[Begin Records to process]

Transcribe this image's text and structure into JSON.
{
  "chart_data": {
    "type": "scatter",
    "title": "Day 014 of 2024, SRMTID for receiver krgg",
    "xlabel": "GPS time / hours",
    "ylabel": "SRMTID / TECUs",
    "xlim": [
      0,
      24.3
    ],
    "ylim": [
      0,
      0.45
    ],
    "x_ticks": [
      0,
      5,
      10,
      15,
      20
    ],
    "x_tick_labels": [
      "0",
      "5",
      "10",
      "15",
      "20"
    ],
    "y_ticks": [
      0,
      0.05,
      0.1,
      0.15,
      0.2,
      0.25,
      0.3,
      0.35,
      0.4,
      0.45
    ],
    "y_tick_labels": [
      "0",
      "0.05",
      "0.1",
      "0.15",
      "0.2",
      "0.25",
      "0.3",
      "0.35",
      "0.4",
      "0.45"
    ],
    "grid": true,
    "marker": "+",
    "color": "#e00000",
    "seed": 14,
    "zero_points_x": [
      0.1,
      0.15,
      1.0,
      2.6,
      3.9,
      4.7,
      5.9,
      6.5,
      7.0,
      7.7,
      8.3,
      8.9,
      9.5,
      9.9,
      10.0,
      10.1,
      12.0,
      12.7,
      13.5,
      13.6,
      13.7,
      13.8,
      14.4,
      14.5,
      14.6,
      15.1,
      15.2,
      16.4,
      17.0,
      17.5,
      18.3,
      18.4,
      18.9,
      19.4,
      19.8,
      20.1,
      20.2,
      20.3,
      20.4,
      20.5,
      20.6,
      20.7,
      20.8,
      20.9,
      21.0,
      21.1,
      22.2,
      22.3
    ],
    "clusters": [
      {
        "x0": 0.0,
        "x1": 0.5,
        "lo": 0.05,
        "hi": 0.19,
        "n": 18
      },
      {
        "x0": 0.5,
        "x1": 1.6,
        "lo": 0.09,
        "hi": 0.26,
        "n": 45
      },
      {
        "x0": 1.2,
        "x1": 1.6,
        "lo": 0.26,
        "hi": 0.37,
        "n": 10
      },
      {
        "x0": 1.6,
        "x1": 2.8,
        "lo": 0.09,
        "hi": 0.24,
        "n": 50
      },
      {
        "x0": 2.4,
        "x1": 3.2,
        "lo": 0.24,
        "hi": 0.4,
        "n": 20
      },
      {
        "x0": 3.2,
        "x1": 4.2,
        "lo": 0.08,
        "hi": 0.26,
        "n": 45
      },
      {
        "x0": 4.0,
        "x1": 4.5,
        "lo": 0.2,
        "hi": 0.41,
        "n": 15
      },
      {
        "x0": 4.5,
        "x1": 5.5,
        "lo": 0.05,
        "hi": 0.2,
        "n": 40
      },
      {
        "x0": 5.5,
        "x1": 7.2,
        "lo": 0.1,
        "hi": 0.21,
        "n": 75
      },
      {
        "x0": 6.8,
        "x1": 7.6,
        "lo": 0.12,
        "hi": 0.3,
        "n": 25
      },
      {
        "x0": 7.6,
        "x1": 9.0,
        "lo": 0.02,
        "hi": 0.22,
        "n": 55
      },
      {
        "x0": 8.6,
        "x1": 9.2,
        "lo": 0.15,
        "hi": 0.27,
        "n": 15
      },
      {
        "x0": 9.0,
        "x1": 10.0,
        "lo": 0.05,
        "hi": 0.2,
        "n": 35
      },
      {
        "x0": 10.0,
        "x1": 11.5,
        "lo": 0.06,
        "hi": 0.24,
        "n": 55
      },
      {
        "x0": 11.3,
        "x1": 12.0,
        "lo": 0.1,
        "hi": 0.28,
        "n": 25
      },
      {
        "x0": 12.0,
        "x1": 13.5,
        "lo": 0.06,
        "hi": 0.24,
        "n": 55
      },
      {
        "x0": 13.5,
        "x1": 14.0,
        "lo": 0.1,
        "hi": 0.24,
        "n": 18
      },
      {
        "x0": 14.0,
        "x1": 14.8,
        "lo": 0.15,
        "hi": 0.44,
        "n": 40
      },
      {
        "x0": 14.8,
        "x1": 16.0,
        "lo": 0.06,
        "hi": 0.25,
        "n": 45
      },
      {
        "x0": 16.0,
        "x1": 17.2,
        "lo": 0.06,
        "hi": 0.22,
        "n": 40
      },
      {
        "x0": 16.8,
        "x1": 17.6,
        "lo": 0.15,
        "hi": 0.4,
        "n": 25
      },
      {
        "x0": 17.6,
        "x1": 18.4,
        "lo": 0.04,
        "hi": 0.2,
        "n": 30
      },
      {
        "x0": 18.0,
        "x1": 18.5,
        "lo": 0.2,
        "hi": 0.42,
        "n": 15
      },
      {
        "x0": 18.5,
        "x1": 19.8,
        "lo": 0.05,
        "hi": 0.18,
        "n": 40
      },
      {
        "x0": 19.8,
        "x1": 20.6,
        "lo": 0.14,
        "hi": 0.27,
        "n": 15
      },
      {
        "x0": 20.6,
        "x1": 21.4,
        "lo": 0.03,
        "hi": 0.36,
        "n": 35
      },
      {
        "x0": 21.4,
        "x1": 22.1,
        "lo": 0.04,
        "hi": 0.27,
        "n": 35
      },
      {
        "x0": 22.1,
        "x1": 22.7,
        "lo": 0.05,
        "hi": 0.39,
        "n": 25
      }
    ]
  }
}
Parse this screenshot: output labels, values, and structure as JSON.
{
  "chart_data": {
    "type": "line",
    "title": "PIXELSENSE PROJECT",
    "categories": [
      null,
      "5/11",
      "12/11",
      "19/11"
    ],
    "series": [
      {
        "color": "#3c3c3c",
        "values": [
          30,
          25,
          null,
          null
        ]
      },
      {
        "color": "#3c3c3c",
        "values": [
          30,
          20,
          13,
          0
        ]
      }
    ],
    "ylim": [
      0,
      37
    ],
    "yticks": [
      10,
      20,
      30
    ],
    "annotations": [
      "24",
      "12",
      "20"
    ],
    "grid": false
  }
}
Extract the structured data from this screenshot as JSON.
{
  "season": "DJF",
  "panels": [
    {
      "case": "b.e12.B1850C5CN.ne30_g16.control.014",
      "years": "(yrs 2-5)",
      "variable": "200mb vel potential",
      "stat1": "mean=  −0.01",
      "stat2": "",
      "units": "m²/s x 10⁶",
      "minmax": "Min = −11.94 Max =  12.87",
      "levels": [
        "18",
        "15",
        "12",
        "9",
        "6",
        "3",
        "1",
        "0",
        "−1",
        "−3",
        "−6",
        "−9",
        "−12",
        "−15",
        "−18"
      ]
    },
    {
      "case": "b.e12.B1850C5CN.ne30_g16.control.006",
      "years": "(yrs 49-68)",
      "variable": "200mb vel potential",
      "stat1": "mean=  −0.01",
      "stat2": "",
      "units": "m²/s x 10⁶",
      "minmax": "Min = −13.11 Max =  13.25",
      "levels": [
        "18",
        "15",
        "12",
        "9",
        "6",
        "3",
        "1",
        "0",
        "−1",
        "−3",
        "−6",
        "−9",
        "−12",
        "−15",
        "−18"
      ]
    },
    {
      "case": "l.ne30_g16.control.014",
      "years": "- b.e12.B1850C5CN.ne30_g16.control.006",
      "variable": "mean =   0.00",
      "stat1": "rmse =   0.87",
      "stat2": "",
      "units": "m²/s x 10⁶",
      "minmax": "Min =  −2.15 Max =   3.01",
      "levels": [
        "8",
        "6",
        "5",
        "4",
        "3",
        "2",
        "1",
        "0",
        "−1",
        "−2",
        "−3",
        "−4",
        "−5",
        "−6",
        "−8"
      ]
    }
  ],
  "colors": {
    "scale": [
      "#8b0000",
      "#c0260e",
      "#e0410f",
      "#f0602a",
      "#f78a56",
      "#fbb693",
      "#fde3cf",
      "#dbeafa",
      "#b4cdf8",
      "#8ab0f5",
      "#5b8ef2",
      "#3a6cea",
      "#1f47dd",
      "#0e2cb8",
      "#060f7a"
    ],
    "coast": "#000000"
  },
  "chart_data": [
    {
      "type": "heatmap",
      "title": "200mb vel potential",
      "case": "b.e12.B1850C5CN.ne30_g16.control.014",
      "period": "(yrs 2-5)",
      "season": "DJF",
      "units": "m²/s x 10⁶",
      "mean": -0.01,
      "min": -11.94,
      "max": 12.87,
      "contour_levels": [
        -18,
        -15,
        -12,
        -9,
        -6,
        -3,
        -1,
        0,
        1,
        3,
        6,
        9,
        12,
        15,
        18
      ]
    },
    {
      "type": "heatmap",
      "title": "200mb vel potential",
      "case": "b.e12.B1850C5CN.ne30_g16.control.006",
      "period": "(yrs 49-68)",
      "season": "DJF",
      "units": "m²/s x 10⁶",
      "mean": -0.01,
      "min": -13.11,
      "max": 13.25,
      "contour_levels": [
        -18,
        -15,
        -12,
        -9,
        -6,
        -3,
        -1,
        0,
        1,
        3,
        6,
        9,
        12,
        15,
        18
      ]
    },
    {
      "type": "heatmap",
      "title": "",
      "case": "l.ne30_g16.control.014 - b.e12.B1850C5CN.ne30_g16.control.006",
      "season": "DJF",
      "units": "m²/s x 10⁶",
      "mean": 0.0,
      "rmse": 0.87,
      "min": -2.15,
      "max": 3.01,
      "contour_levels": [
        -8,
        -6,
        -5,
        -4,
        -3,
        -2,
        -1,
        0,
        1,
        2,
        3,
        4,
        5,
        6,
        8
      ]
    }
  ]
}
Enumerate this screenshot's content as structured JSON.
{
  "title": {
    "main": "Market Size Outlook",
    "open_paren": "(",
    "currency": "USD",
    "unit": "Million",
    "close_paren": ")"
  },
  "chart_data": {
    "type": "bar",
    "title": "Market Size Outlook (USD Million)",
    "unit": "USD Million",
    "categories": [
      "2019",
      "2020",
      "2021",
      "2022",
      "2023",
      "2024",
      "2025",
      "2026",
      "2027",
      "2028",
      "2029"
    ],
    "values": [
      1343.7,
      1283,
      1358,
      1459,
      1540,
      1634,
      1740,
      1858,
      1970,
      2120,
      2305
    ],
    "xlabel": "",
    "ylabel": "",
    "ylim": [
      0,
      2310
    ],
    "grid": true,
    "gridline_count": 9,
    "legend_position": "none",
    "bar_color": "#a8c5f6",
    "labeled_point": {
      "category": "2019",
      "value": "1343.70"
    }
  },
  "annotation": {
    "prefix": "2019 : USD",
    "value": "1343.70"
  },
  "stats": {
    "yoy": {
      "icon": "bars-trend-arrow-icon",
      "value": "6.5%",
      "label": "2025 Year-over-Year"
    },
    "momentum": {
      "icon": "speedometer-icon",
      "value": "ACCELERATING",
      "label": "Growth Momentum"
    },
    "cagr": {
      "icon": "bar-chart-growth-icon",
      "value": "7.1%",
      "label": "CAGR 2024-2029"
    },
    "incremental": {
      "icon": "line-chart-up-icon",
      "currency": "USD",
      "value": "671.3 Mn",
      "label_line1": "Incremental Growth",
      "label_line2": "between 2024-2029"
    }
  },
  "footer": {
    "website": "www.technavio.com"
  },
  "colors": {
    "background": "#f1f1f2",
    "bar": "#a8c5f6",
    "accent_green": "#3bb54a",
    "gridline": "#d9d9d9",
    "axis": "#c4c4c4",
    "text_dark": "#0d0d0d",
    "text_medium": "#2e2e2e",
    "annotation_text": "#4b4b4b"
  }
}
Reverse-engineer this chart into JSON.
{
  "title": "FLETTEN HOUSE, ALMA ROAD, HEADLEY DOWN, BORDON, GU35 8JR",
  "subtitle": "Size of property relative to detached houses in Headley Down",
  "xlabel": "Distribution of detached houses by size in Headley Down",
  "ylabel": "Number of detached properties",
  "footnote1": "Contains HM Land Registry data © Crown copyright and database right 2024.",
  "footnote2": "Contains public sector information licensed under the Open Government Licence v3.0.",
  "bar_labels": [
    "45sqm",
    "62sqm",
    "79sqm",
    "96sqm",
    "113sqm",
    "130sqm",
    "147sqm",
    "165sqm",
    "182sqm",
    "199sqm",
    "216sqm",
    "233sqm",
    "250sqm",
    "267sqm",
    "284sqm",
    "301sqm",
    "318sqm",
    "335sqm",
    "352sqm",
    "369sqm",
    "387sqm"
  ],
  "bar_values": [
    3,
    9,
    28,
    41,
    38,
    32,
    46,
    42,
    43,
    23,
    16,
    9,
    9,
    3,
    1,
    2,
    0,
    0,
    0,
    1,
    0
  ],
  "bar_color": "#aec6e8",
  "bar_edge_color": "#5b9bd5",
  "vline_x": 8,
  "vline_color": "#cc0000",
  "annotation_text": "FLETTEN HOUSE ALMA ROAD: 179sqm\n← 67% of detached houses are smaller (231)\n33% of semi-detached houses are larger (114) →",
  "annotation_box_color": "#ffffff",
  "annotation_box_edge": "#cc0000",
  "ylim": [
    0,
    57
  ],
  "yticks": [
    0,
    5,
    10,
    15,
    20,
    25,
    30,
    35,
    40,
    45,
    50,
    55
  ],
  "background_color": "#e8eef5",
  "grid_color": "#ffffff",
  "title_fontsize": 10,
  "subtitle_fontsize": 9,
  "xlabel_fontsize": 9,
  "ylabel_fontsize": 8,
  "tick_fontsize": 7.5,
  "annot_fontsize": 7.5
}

[End Records to process]

Within the data above, pick out all lines holding the word "JSON".

Result for this task:
Transcribe this image's text and structure into JSON.
Parse this screenshot: output labels, values, and structure as JSON.
Extract the structured data from this screenshot as JSON.
Enumerate this screenshot's content as structured JSON.
Reverse-engineer this chart into JSON.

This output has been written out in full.